**Task to complete:** Report the number of lines that hold the string "name". Leave out any other text.

(Stored data)
------------------------
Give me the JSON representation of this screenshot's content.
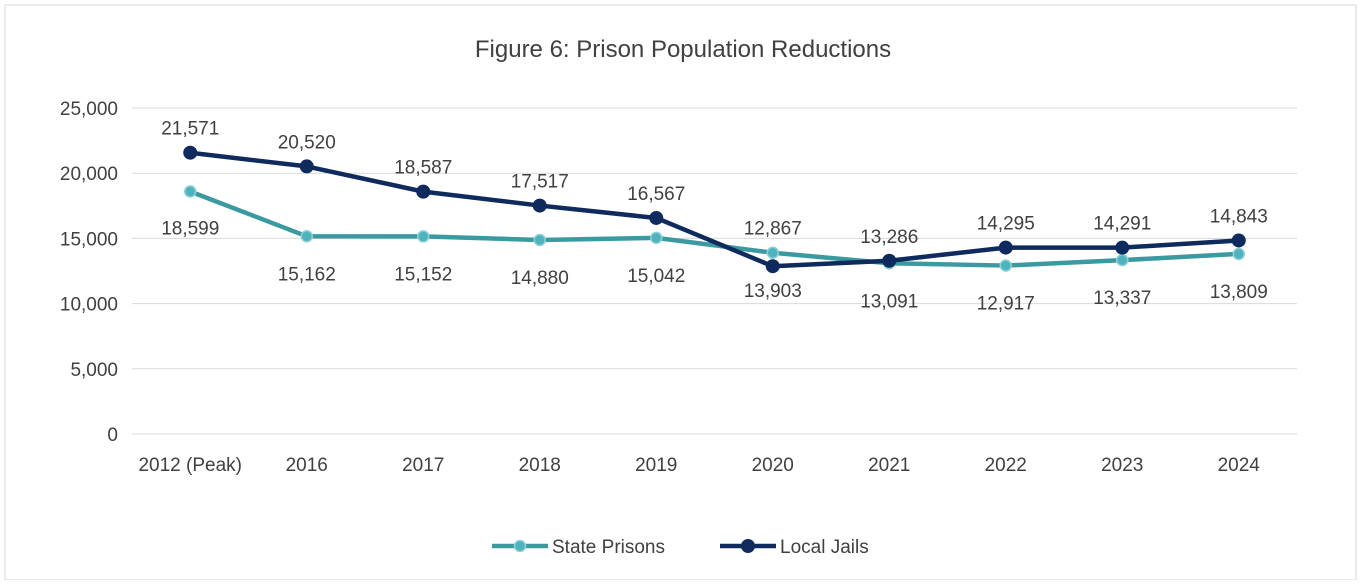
{
  "chart_data": {
    "type": "line",
    "title": "Figure 6: Prison Population Reductions",
    "categories": [
      "2012 (Peak)",
      "2016",
      "2017",
      "2018",
      "2019",
      "2020",
      "2021",
      "2022",
      "2023",
      "2024"
    ],
    "ylim": [
      0,
      25000
    ],
    "yticks": [
      0,
      5000,
      10000,
      15000,
      20000,
      25000
    ],
    "ytick_labels": [
      "0",
      "5,000",
      "10,000",
      "15,000",
      "20,000",
      "25,000"
    ],
    "grid": true,
    "legend_position": "bottom",
    "series": [
      {
        "name": "State Prisons",
        "color": "#3a9aa0",
        "marker_fill": "#4fb3bd",
        "values": [
          18599,
          15162,
          15152,
          14880,
          15042,
          13903,
          13091,
          12917,
          13337,
          13809
        ],
        "labels": [
          "18,599",
          "15,162",
          "15,152",
          "14,880",
          "15,042",
          "13,903",
          "13,091",
          "12,917",
          "13,337",
          "13,809"
        ]
      },
      {
        "name": "Local Jails",
        "color": "#0f2a5c",
        "marker_fill": "#0f2a5c",
        "values": [
          21571,
          20520,
          18587,
          17517,
          16567,
          12867,
          13286,
          14295,
          14291,
          14843
        ],
        "labels": [
          "21,571",
          "20,520",
          "18,587",
          "17,517",
          "16,567",
          "12,867",
          "13,286",
          "14,295",
          "14,291",
          "14,843"
        ]
      }
    ]
  }
}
------------------------
**Exercise output:** 2